TASK DIRECTIONS
Return the listing below word for word.

RECORDS FOR PROCESSING
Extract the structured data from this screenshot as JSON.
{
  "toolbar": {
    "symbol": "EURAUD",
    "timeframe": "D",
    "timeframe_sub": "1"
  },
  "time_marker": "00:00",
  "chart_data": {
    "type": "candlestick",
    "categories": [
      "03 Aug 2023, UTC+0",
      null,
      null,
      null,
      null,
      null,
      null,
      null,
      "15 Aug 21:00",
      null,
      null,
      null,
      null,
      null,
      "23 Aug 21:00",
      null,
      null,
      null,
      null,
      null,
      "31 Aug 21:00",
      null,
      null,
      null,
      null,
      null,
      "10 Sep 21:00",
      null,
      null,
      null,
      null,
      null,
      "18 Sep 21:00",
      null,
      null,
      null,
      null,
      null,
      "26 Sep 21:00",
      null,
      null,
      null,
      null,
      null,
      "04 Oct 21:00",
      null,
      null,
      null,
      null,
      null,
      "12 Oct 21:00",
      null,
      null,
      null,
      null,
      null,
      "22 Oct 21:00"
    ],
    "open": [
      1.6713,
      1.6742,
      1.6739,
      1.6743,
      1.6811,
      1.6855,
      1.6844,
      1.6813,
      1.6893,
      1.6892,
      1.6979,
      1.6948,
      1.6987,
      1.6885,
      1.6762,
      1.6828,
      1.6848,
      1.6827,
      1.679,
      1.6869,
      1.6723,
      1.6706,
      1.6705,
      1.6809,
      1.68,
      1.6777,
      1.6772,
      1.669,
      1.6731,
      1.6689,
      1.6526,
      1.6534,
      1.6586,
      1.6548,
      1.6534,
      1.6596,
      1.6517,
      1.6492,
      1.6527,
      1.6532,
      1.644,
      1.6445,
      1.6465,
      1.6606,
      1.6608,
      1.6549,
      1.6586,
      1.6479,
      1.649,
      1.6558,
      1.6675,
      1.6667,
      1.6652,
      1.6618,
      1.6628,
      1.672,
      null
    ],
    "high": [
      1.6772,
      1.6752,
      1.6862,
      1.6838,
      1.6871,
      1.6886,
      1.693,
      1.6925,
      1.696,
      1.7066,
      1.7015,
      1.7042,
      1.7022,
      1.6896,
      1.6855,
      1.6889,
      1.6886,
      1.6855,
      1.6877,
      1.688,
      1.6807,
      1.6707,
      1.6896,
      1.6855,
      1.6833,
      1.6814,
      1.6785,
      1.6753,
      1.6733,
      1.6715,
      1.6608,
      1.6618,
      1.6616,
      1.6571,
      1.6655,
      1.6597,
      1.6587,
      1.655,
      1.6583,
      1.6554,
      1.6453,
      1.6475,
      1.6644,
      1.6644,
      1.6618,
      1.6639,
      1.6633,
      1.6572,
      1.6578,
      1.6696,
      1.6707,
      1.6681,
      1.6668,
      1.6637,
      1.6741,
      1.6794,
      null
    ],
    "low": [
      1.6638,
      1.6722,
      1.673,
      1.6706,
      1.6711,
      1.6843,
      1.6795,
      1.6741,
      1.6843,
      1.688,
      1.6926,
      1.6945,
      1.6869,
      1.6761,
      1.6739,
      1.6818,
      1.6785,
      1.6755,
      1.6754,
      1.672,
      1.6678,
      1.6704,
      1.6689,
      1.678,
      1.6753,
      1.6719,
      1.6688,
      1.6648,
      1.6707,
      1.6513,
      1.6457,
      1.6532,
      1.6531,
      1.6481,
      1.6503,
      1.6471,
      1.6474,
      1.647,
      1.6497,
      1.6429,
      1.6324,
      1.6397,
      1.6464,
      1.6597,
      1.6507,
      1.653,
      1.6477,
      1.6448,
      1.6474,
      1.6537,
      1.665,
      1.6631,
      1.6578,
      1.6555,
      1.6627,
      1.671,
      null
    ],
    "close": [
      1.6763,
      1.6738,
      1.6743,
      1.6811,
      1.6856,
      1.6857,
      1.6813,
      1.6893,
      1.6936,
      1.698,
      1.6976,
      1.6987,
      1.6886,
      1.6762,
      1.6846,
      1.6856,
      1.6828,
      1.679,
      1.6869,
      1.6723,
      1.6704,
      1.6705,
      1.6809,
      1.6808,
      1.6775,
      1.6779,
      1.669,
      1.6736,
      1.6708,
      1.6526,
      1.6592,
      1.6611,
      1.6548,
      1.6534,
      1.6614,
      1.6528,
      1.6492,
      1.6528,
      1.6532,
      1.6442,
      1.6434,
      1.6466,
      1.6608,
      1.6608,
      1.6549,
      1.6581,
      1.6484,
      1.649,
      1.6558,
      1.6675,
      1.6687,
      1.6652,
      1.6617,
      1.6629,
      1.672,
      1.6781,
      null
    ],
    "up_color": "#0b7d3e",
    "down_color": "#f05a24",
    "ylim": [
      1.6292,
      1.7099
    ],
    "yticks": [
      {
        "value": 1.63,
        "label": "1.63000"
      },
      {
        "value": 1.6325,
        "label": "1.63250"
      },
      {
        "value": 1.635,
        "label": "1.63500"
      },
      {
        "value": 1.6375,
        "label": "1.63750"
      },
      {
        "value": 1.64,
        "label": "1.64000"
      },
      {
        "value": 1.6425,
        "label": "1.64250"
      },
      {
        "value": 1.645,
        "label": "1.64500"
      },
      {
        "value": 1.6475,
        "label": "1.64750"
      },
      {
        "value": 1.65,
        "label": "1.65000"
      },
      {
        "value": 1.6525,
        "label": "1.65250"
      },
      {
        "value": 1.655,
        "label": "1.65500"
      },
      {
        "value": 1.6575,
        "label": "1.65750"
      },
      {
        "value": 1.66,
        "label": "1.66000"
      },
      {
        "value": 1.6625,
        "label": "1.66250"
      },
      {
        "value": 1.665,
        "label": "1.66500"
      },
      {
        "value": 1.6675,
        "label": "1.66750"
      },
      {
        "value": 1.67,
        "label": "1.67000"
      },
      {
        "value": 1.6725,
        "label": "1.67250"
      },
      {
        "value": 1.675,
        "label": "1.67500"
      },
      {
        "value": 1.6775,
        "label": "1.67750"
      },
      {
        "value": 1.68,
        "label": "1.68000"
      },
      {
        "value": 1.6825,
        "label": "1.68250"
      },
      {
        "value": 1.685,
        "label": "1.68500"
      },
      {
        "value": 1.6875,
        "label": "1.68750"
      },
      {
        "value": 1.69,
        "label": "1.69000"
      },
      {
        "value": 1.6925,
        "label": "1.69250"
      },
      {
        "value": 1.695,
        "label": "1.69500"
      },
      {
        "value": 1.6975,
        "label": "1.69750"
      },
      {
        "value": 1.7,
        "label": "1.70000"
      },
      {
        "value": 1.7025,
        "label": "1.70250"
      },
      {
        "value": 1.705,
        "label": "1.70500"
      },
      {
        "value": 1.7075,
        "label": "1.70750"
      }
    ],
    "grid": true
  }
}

WRITTEN ANSWER
Extract the structured data from this screenshot as JSON.
{
  "toolbar": {
    "symbol": "EURAUD",
    "timeframe": "D",
    "timeframe_sub": "1"
  },
  "time_marker": "00:00",
  "chart_data": {
    "type": "candlestick",
    "categories": [
      "03 Aug 2023, UTC+0",
      null,
      null,
      null,
      null,
      null,
      null,
      null,
      "15 Aug 21:00",
      null,
      null,
      null,
      null,
      null,
      "23 Aug 21:00",
      null,
      null,
      null,
      null,
      null,
      "31 Aug 21:00",
      null,
      null,
      null,
      null,
      null,
      "10 Sep 21:00",
      null,
      null,
      null,
      null,
      null,
      "18 Sep 21:00",
      null,
      null,
      null,
      null,
      null,
      "26 Sep 21:00",
      null,
      null,
      null,
      null,
      null,
      "04 Oct 21:00",
      null,
      null,
      null,
      null,
      null,
      "12 Oct 21:00",
      null,
      null,
      null,
      null,
      null,
      "22 Oct 21:00"
    ],
    "open": [
      1.6713,
      1.6742,
      1.6739,
      1.6743,
      1.6811,
      1.6855,
      1.6844,
      1.6813,
      1.6893,
      1.6892,
      1.6979,
      1.6948,
      1.6987,
      1.6885,
      1.6762,
      1.6828,
      1.6848,
      1.6827,
      1.679,
      1.6869,
      1.6723,
      1.6706,
      1.6705,
      1.6809,
      1.68,
      1.6777,
      1.6772,
      1.669,
      1.6731,
      1.6689,
      1.6526,
      1.6534,
      1.6586,
      1.6548,
      1.6534,
      1.6596,
      1.6517,
      1.6492,
      1.6527,
      1.6532,
      1.644,
      1.6445,
      1.6465,
      1.6606,
      1.6608,
      1.6549,
      1.6586,
      1.6479,
      1.649,
      1.6558,
      1.6675,
      1.6667,
      1.6652,
      1.6618,
      1.6628,
      1.672,
      null
    ],
    "high": [
      1.6772,
      1.6752,
      1.6862,
      1.6838,
      1.6871,
      1.6886,
      1.693,
      1.6925,
      1.696,
      1.7066,
      1.7015,
      1.7042,
      1.7022,
      1.6896,
      1.6855,
      1.6889,
      1.6886,
      1.6855,
      1.6877,
      1.688,
      1.6807,
      1.6707,
      1.6896,
      1.6855,
      1.6833,
      1.6814,
      1.6785,
      1.6753,
      1.6733,
      1.6715,
      1.6608,
      1.6618,
      1.6616,
      1.6571,
      1.6655,
      1.6597,
      1.6587,
      1.655,
      1.6583,
      1.6554,
      1.6453,
      1.6475,
      1.6644,
      1.6644,
      1.6618,
      1.6639,
      1.6633,
      1.6572,
      1.6578,
      1.6696,
      1.6707,
      1.6681,
      1.6668,
      1.6637,
      1.6741,
      1.6794,
      null
    ],
    "low": [
      1.6638,
      1.6722,
      1.673,
      1.6706,
      1.6711,
      1.6843,
      1.6795,
      1.6741,
      1.6843,
      1.688,
      1.6926,
      1.6945,
      1.6869,
      1.6761,
      1.6739,
      1.6818,
      1.6785,
      1.6755,
      1.6754,
      1.672,
      1.6678,
      1.6704,
      1.6689,
      1.678,
      1.6753,
      1.6719,
      1.6688,
      1.6648,
      1.6707,
      1.6513,
      1.6457,
      1.6532,
      1.6531,
      1.6481,
      1.6503,
      1.6471,
      1.6474,
      1.647,
      1.6497,
      1.6429,
      1.6324,
      1.6397,
      1.6464,
      1.6597,
      1.6507,
      1.653,
      1.6477,
      1.6448,
      1.6474,
      1.6537,
      1.665,
      1.6631,
      1.6578,
      1.6555,
      1.6627,
      1.671,
      null
    ],
    "close": [
      1.6763,
      1.6738,
      1.6743,
      1.6811,
      1.6856,
      1.6857,
      1.6813,
      1.6893,
      1.6936,
      1.698,
      1.6976,
      1.6987,
      1.6886,
      1.6762,
      1.6846,
      1.6856,
      1.6828,
      1.679,
      1.6869,
      1.6723,
      1.6704,
      1.6705,
      1.6809,
      1.6808,
      1.6775,
      1.6779,
      1.669,
      1.6736,
      1.6708,
      1.6526,
      1.6592,
      1.6611,
      1.6548,
      1.6534,
      1.6614,
      1.6528,
      1.6492,
      1.6528,
      1.6532,
      1.6442,
      1.6434,
      1.6466,
      1.6608,
      1.6608,
      1.6549,
      1.6581,
      1.6484,
      1.649,
      1.6558,
      1.6675,
      1.6687,
      1.6652,
      1.6617,
      1.6629,
      1.672,
      1.6781,
      null
    ],
    "up_color": "#0b7d3e",
    "down_color": "#f05a24",
    "ylim": [
      1.6292,
      1.7099
    ],
    "yticks": [
      {
        "value": 1.63,
        "label": "1.63000"
      },
      {
        "value": 1.6325,
        "label": "1.63250"
      },
      {
        "value": 1.635,
        "label": "1.63500"
      },
      {
        "value": 1.6375,
        "label": "1.63750"
      },
      {
        "value": 1.64,
        "label": "1.64000"
      },
      {
        "value": 1.6425,
        "label": "1.64250"
      },
      {
        "value": 1.645,
        "label": "1.64500"
      },
      {
        "value": 1.6475,
        "label": "1.64750"
      },
      {
        "value": 1.65,
        "label": "1.65000"
      },
      {
        "value": 1.6525,
        "label": "1.65250"
      },
      {
        "value": 1.655,
        "label": "1.65500"
      },
      {
        "value": 1.6575,
        "label": "1.65750"
      },
      {
        "value": 1.66,
        "label": "1.66000"
      },
      {
        "value": 1.6625,
        "label": "1.66250"
      },
      {
        "value": 1.665,
        "label": "1.66500"
      },
      {
        "value": 1.6675,
        "label": "1.66750"
      },
      {
        "value": 1.67,
        "label": "1.67000"
      },
      {
        "value": 1.6725,
        "label": "1.67250"
      },
      {
        "value": 1.675,
        "label": "1.67500"
      },
      {
        "value": 1.6775,
        "label": "1.67750"
      },
      {
        "value": 1.68,
        "label": "1.68000"
      },
      {
        "value": 1.6825,
        "label": "1.68250"
      },
      {
        "value": 1.685,
        "label": "1.68500"
      },
      {
        "value": 1.6875,
        "label": "1.68750"
      },
      {
        "value": 1.69,
        "label": "1.69000"
      },
      {
        "value": 1.6925,
        "label": "1.69250"
      },
      {
        "value": 1.695,
        "label": "1.69500"
      },
      {
        "value": 1.6975,
        "label": "1.69750"
      },
      {
        "value": 1.7,
        "label": "1.70000"
      },
      {
        "value": 1.7025,
        "label": "1.70250"
      },
      {
        "value": 1.705,
        "label": "1.70500"
      },
      {
        "value": 1.7075,
        "label": "1.70750"
      }
    ],
    "grid": true
  }
}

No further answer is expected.